On a picture-perfect October day in northwestern Lower Michigan, a grape-hauling truck rumbles down a dirt road toward a steel-sided building sitting amid a vineyard. About the size of a four-car garage, the building houses a new processing technique that might just give the state’s red wines the boost they need to be more competitive.
“We’re making what I think are some of the best white wines in the world here in Northwest Michigan, and they’re making nice white wines in the southern part of the state as well.
Now we want to see if we can enhance the red wine side of things a little bit,” said Lee Lutes, winemaker at Black Star Farms in Suttons Bay, Michigan.
That’s where the new processing technique comes into play. It is the Great Lakes region’s first flash détente system, and it involves heating and cooling the fruits before fermentation as a way to enhance the grapes’ favorable attributes while removing detracting ones.
Although flash détente is widely employed in Europe, South America and Australia, only a dozen such systems are in use in the United States, and most of those are in large-scale vineyard operations in California.
Black Star Farms’ system is a Della Toffola version that caters to small producers, processing up to 5 tons per hour. For this first year, Black Star Farms is charging vineyards a discounted rate of about $150 a ton to process their fruit.
“To give you an idea of the discount, they’re charging somewhere between $350 to $450 a ton to process the fruit in California,” he said. Even at the higher rate, that equates only to about 40 to 45 cents per finished bottle of wine. “If it makes the wine that much better, it’s really a marginal cost.”

**Supplied data:**

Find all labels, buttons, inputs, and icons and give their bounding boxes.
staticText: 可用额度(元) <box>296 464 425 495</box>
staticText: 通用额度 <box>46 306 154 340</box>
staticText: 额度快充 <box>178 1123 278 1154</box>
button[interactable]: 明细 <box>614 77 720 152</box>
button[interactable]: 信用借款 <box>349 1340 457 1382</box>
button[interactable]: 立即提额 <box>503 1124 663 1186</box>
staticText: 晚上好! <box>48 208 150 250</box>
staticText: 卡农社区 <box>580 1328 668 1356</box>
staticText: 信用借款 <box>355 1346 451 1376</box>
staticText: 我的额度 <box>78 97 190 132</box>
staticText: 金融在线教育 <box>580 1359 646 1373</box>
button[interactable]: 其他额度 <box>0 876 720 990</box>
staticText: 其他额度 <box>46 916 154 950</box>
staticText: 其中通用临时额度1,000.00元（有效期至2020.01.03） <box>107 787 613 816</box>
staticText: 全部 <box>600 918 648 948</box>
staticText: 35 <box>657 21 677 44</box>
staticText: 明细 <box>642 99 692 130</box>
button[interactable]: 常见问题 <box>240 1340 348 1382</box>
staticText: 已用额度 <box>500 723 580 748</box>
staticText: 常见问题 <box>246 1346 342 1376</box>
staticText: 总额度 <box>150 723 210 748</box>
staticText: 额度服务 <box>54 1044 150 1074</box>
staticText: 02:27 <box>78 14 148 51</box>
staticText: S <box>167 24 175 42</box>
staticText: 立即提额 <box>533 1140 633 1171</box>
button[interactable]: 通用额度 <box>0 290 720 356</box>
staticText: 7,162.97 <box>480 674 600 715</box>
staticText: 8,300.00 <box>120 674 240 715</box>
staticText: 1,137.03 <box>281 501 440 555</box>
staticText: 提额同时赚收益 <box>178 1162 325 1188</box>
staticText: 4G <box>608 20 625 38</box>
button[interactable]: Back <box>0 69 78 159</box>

**Work instructions:**
1/ In the flash détente article, turn the paragraph beginning "Black Star Farms’ system is" into a short bulleted list of its main facts.
2/ In the flash détente article, where are most of the dozen U.S. flash détente systems in use?
Rely only on the text, not on the records.

**Solutions:**
1/
- Black Star Farms uses a Della Toffola flash détente system built for small producers.
- It processes up to 5 tons per hour.
- In this first year, vineyards pay a discounted rate of about $150 a ton to have their fruit processed.

2/ Most are in large-scale vineyard operations in California.